■ TO BE DONE: The listing beneath should be written out in full, exactly as shown.
···
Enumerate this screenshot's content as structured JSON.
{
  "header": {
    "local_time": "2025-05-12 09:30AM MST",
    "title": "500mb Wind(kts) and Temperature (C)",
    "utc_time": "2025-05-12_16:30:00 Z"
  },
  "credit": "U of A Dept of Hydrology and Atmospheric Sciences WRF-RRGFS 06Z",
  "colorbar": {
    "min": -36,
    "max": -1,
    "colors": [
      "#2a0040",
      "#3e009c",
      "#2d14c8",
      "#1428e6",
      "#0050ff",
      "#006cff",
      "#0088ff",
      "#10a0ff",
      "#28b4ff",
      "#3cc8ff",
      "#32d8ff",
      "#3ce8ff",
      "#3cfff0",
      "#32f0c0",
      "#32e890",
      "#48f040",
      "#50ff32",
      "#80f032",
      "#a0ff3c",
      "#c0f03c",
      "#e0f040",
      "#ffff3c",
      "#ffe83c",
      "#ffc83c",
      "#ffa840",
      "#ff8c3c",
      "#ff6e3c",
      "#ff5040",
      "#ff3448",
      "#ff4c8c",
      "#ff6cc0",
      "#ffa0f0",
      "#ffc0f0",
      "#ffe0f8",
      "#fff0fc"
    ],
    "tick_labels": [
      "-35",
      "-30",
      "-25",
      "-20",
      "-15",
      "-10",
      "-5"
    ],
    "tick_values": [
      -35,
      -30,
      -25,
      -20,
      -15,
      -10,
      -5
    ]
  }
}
···
■ RESULT:
Enumerate this screenshot's content as structured JSON.
{
  "header": {
    "local_time": "2025-05-12 09:30AM MST",
    "title": "500mb Wind(kts) and Temperature (C)",
    "utc_time": "2025-05-12_16:30:00 Z"
  },
  "credit": "U of A Dept of Hydrology and Atmospheric Sciences WRF-RRGFS 06Z",
  "colorbar": {
    "min": -36,
    "max": -1,
    "colors": [
      "#2a0040",
      "#3e009c",
      "#2d14c8",
      "#1428e6",
      "#0050ff",
      "#006cff",
      "#0088ff",
      "#10a0ff",
      "#28b4ff",
      "#3cc8ff",
      "#32d8ff",
      "#3ce8ff",
      "#3cfff0",
      "#32f0c0",
      "#32e890",
      "#48f040",
      "#50ff32",
      "#80f032",
      "#a0ff3c",
      "#c0f03c",
      "#e0f040",
      "#ffff3c",
      "#ffe83c",
      "#ffc83c",
      "#ffa840",
      "#ff8c3c",
      "#ff6e3c",
      "#ff5040",
      "#ff3448",
      "#ff4c8c",
      "#ff6cc0",
      "#ffa0f0",
      "#ffc0f0",
      "#ffe0f8",
      "#fff0fc"
    ],
    "tick_labels": [
      "-35",
      "-30",
      "-25",
      "-20",
      "-15",
      "-10",
      "-5"
    ],
    "tick_values": [
      -35,
      -30,
      -25,
      -20,
      -15,
      -10,
      -5
    ]
  }
}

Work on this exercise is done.